## Consigne 1:
Transcrivez en liste JSON de chaînes, à raison d'une chaîne par ligne et sans les lignes vides, la partie de la liste qui commence à sa toute première ligne et s'arrête après la ligne contenant "bar xyxy=(951,473,956,521)", cette dernière comprise.

## Texte fourni:
Le beau arbitraire se sous-divise selon le même auteur en un beau de génie, un beau de goût, & un beau de pur caprice : un beau de génie fondé sur la connoissance du beau essentiel, qui donne les regles inviolables ; un beau de goût, fondé sur la connoissance des ouvrages de la nature & des productions des grands maîtres, qui dirige dans l’application & l’emploi du beau essentiel ; un beau de caprice, qui n’étant fondé sur rien, ne doit être admis nulle part.

Que devient le système de Lucrece & des Pyrrhoniens, dans le système du pere André ? que reste-t-il d’abandonné à l’arbitraire ? presque rien : aussi pour toute réponse à l’objection de ceux qui prétendent que la beauté est d’éducation & de préjugé, il se contente de développer la source de leur erreur. Voici, dit-il, comment ils ont raisonné : ils ont cherché dans les meilleurs ouvrages des exemples de beau de caprice, & ils n’ont pas eu de peine à y en rencontrer, & à démontrer que le beau qu’on y reconnoissoit étoit de caprice : ils ont pris des exemples du beau de goût, & ils ont très-bien démontré qu’il y avoit aussi de l’arbitraire dans ce beau ; & sans aller plus loin, ni s’appercevoir que leur énumération étoit incomplete, ils ont conclu que tout ce qu’on appelle beau, étoit arbitraire & de caprice ; mais on conçoit aisément que leur conclusion n’étoit juste que par rapport à la troisieme branche du beau artificiel, & que leur raisonnement n’attaquoit ni les deux autres branches de ce beau, ni le beau naturel, ni le beau essentiel.

Le pere André passe ensuite à l’application de ses principes aux mœurs, aux ouvrages d’esprit & à la Musique ; & il démontre qu’il y a dans ces trois objets du beau, un beau essentiel, absolu & indépendant de toute institution, même divine, qui fait qu’une chose est une ; un beau naturel dépendant de l’institution du créateur, mais indépendant de nous ; un beau arbitraire, dépendant de nous, mais sans préjudice du beau essentiel.

## Données du problème:
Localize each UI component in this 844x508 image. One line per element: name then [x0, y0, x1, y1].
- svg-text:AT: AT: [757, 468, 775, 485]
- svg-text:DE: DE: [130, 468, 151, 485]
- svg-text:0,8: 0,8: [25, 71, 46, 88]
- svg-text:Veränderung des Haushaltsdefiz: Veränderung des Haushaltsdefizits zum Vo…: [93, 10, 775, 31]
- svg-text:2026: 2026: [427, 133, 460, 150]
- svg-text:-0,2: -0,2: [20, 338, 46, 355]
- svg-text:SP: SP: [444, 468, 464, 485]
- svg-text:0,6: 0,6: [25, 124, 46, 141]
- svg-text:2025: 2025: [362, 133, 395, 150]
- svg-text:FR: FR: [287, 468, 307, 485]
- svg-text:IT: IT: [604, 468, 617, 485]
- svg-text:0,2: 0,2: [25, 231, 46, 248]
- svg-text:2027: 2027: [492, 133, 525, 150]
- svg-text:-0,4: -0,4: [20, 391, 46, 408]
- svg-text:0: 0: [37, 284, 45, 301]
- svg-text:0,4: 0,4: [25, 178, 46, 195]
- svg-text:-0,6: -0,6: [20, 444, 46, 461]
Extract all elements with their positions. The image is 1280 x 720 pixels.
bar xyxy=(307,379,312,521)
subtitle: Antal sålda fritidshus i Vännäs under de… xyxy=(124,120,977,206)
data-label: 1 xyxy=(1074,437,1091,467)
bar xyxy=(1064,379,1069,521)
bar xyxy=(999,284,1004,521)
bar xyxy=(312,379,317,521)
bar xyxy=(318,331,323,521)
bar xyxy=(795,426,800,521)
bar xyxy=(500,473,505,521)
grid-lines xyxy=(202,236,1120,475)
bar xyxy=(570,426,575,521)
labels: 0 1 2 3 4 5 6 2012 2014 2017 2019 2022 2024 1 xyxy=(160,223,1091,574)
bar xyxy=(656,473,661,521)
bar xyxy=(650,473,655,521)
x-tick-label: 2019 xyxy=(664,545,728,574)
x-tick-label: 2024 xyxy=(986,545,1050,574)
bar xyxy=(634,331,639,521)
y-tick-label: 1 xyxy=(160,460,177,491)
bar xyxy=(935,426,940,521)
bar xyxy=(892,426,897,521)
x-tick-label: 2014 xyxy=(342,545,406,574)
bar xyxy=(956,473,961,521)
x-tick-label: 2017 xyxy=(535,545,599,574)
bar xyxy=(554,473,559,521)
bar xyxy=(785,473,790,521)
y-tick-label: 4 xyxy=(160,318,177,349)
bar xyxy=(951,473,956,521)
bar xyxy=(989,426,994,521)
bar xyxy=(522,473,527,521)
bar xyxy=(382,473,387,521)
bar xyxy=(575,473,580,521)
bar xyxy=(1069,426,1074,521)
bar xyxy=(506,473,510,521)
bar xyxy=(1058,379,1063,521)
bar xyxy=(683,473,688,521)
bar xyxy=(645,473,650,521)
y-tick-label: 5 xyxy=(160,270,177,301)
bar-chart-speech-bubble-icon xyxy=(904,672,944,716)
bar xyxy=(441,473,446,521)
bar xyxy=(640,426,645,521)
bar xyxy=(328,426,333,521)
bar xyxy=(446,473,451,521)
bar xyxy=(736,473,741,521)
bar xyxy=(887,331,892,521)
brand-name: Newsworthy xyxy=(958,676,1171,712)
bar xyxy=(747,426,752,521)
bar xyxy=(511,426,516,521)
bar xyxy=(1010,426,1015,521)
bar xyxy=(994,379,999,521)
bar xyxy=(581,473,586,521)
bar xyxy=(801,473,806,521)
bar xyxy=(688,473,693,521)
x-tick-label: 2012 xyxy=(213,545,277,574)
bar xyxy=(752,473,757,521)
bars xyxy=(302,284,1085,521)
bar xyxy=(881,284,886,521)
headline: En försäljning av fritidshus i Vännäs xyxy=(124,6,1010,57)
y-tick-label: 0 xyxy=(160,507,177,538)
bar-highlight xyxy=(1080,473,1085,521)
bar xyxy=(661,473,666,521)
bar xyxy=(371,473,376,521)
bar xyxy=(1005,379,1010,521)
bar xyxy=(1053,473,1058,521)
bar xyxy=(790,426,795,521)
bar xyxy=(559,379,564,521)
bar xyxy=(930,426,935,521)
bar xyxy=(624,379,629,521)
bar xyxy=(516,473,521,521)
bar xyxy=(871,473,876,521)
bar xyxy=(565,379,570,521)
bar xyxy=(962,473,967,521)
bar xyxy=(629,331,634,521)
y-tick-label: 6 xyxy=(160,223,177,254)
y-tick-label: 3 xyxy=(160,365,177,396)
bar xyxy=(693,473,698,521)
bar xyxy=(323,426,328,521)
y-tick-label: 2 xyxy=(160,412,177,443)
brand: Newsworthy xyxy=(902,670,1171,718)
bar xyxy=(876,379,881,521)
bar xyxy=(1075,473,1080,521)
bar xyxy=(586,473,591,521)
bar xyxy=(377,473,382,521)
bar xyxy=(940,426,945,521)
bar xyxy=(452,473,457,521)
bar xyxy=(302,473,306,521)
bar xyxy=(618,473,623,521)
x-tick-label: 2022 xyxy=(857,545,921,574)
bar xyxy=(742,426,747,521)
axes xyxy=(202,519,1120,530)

## Consigne 2:
Résumez en trois phrases le texte sur le beau.

## Solution rédigée 1:
[
  "Localize each UI component in this 844x508 image. One line per element: name then [x0, y0, x1, y1].",
  "- svg-text:AT: AT: [757, 468, 775, 485]",
  "- svg-text:DE: DE: [130, 468, 151, 485]",
  "- svg-text:0,8: 0,8: [25, 71, 46, 88]",
  "- svg-text:Veränderung des Haushaltsdefiz: Veränderung des Haushaltsdefizits zum Vo…: [93, 10, 775, 31]",
  "- svg-text:2026: 2026: [427, 133, 460, 150]",
  "- svg-text:-0,2: -0,2: [20, 338, 46, 355]",
  "- svg-text:SP: SP: [444, 468, 464, 485]",
  "- svg-text:0,6: 0,6: [25, 124, 46, 141]",
  "- svg-text:2025: 2025: [362, 133, 395, 150]",
  "- svg-text:FR: FR: [287, 468, 307, 485]",
  "- svg-text:IT: IT: [604, 468, 617, 485]",
  "- svg-text:0,2: 0,2: [25, 231, 46, 248]",
  "- svg-text:2027: 2027: [492, 133, 525, 150]",
  "- svg-text:-0,4: -0,4: [20, 391, 46, 408]",
  "- svg-text:0: 0: [37, 284, 45, 301]",
  "- svg-text:0,4: 0,4: [25, 178, 46, 195]",
  "- svg-text:-0,6: -0,6: [20, 444, 46, 461]",
  "Extract all elements with their positions. The image is 1280 x 720 pixels.",
  "bar xyxy=(307,379,312,521)",
  "subtitle: Antal sålda fritidshus i Vännäs under de… xyxy=(124,120,977,206)",
  "data-label: 1 xyxy=(1074,437,1091,467)",
  "bar xyxy=(1064,379,1069,521)",
  "bar xyxy=(999,284,1004,521)",
  "bar xyxy=(312,379,317,521)",
  "bar xyxy=(318,331,323,521)",
  "bar xyxy=(795,426,800,521)",
  "bar xyxy=(500,473,505,521)",
  "grid-lines xyxy=(202,236,1120,475)",
  "bar xyxy=(570,426,575,521)",
  "labels: 0 1 2 3 4 5 6 2012 2014 2017 2019 2022 2024 1 xyxy=(160,223,1091,574)",
  "bar xyxy=(656,473,661,521)",
  "bar xyxy=(650,473,655,521)",
  "x-tick-label: 2019 xyxy=(664,545,728,574)",
  "x-tick-label: 2024 xyxy=(986,545,1050,574)",
  "bar xyxy=(634,331,639,521)",
  "y-tick-label: 1 xyxy=(160,460,177,491)",
  "bar xyxy=(935,426,940,521)",
  "bar xyxy=(892,426,897,521)",
  "x-tick-label: 2014 xyxy=(342,545,406,574)",
  "bar xyxy=(956,473,961,521)",
  "x-tick-label: 2017 xyxy=(535,545,599,574)",
  "bar xyxy=(554,473,559,521)",
  "bar xyxy=(785,473,790,521)",
  "y-tick-label: 4 xyxy=(160,318,177,349)",
  "bar xyxy=(951,473,956,521)"
]

## Solution rédigée 2:
Selon le père André, le beau arbitraire se divise en un beau de génie, un beau de goût et un beau de caprice, ce dernier, fondé sur rien, ne devant être admis nulle part. Ceux qui prétendent que la beauté relève de l'éducation et du préjugé n'ont examiné que des exemples de beau de caprice et de beau de goût, de sorte que leur conclusion ne vaut que pour la troisième branche du beau artificiel. Appliquant ses principes aux mœurs, aux ouvrages d'esprit et à la musique, le père André y montre un beau essentiel, absolu et indépendant de toute institution, un beau naturel, qui dépend du créateur mais non de nous, et un beau arbitraire, qui dépend de nous sans préjudice du beau essentiel.